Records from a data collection
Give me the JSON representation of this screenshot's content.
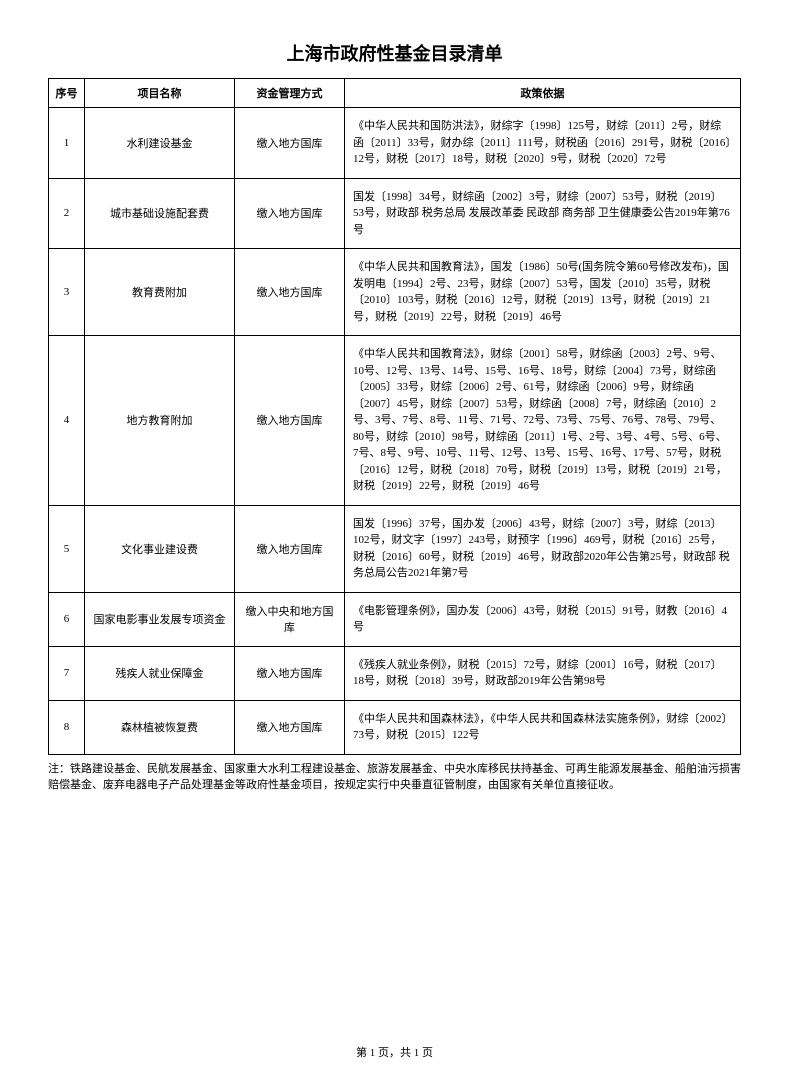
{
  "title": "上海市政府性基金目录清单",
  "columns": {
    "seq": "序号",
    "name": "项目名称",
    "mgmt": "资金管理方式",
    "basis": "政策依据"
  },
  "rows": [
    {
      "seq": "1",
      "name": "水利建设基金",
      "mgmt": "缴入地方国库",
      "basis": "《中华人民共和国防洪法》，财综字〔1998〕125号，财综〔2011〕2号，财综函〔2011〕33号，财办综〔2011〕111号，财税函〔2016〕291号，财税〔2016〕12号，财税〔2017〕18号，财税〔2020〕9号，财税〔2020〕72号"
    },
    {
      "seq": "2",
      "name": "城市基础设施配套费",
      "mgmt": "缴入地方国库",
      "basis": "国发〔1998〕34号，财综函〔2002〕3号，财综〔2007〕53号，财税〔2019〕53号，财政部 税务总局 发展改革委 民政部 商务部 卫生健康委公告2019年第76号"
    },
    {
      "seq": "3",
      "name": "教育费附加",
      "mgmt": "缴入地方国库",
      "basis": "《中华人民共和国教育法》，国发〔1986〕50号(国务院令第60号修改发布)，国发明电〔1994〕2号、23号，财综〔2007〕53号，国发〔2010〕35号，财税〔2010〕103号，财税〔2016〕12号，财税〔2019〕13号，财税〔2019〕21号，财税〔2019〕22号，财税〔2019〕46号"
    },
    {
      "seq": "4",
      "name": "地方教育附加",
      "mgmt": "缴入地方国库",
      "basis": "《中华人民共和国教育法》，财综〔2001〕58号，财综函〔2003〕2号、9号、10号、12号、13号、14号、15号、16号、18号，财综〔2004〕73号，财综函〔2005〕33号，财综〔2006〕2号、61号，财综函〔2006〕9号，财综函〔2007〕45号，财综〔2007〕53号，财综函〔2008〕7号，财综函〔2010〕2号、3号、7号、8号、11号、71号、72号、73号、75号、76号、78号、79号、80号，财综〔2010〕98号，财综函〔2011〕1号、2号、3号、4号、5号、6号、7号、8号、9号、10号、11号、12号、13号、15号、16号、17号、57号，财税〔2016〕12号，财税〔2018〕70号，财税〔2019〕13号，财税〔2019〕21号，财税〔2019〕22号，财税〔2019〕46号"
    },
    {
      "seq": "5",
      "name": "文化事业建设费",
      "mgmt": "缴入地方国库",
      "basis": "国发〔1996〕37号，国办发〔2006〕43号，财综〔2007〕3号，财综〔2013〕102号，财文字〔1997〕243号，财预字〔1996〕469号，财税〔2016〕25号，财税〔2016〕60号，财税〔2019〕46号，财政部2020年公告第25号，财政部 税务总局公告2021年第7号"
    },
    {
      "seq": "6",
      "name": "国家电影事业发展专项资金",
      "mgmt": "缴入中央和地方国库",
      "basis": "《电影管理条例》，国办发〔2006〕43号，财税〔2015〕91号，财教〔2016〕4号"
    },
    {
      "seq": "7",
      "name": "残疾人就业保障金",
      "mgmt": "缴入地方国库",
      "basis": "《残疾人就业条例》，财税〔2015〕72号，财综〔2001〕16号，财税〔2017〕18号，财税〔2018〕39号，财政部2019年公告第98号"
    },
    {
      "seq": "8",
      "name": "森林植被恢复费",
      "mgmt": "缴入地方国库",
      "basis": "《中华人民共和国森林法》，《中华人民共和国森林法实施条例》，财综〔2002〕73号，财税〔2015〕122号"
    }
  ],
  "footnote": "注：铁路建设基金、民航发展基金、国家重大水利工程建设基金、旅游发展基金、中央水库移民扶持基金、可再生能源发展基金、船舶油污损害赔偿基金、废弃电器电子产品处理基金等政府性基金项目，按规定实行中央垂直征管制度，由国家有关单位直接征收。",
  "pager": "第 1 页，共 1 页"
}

• Set task: Write the entries above out in full, exactly, with no images.

• Correct response:
Give me the JSON representation of this screenshot's content.
{
  "title": "上海市政府性基金目录清单",
  "columns": {
    "seq": "序号",
    "name": "项目名称",
    "mgmt": "资金管理方式",
    "basis": "政策依据"
  },
  "rows": [
    {
      "seq": "1",
      "name": "水利建设基金",
      "mgmt": "缴入地方国库",
      "basis": "《中华人民共和国防洪法》，财综字〔1998〕125号，财综〔2011〕2号，财综函〔2011〕33号，财办综〔2011〕111号，财税函〔2016〕291号，财税〔2016〕12号，财税〔2017〕18号，财税〔2020〕9号，财税〔2020〕72号"
    },
    {
      "seq": "2",
      "name": "城市基础设施配套费",
      "mgmt": "缴入地方国库",
      "basis": "国发〔1998〕34号，财综函〔2002〕3号，财综〔2007〕53号，财税〔2019〕53号，财政部 税务总局 发展改革委 民政部 商务部 卫生健康委公告2019年第76号"
    },
    {
      "seq": "3",
      "name": "教育费附加",
      "mgmt": "缴入地方国库",
      "basis": "《中华人民共和国教育法》，国发〔1986〕50号(国务院令第60号修改发布)，国发明电〔1994〕2号、23号，财综〔2007〕53号，国发〔2010〕35号，财税〔2010〕103号，财税〔2016〕12号，财税〔2019〕13号，财税〔2019〕21号，财税〔2019〕22号，财税〔2019〕46号"
    },
    {
      "seq": "4",
      "name": "地方教育附加",
      "mgmt": "缴入地方国库",
      "basis": "《中华人民共和国教育法》，财综〔2001〕58号，财综函〔2003〕2号、9号、10号、12号、13号、14号、15号、16号、18号，财综〔2004〕73号，财综函〔2005〕33号，财综〔2006〕2号、61号，财综函〔2006〕9号，财综函〔2007〕45号，财综〔2007〕53号，财综函〔2008〕7号，财综函〔2010〕2号、3号、7号、8号、11号、71号、72号、73号、75号、76号、78号、79号、80号，财综〔2010〕98号，财综函〔2011〕1号、2号、3号、4号、5号、6号、7号、8号、9号、10号、11号、12号、13号、15号、16号、17号、57号，财税〔2016〕12号，财税〔2018〕70号，财税〔2019〕13号，财税〔2019〕21号，财税〔2019〕22号，财税〔2019〕46号"
    },
    {
      "seq": "5",
      "name": "文化事业建设费",
      "mgmt": "缴入地方国库",
      "basis": "国发〔1996〕37号，国办发〔2006〕43号，财综〔2007〕3号，财综〔2013〕102号，财文字〔1997〕243号，财预字〔1996〕469号，财税〔2016〕25号，财税〔2016〕60号，财税〔2019〕46号，财政部2020年公告第25号，财政部 税务总局公告2021年第7号"
    },
    {
      "seq": "6",
      "name": "国家电影事业发展专项资金",
      "mgmt": "缴入中央和地方国库",
      "basis": "《电影管理条例》，国办发〔2006〕43号，财税〔2015〕91号，财教〔2016〕4号"
    },
    {
      "seq": "7",
      "name": "残疾人就业保障金",
      "mgmt": "缴入地方国库",
      "basis": "《残疾人就业条例》，财税〔2015〕72号，财综〔2001〕16号，财税〔2017〕18号，财税〔2018〕39号，财政部2019年公告第98号"
    },
    {
      "seq": "8",
      "name": "森林植被恢复费",
      "mgmt": "缴入地方国库",
      "basis": "《中华人民共和国森林法》，《中华人民共和国森林法实施条例》，财综〔2002〕73号，财税〔2015〕122号"
    }
  ],
  "footnote": "注：铁路建设基金、民航发展基金、国家重大水利工程建设基金、旅游发展基金、中央水库移民扶持基金、可再生能源发展基金、船舶油污损害赔偿基金、废弃电器电子产品处理基金等政府性基金项目，按规定实行中央垂直征管制度，由国家有关单位直接征收。",
  "pager": "第 1 页，共 1 页"
}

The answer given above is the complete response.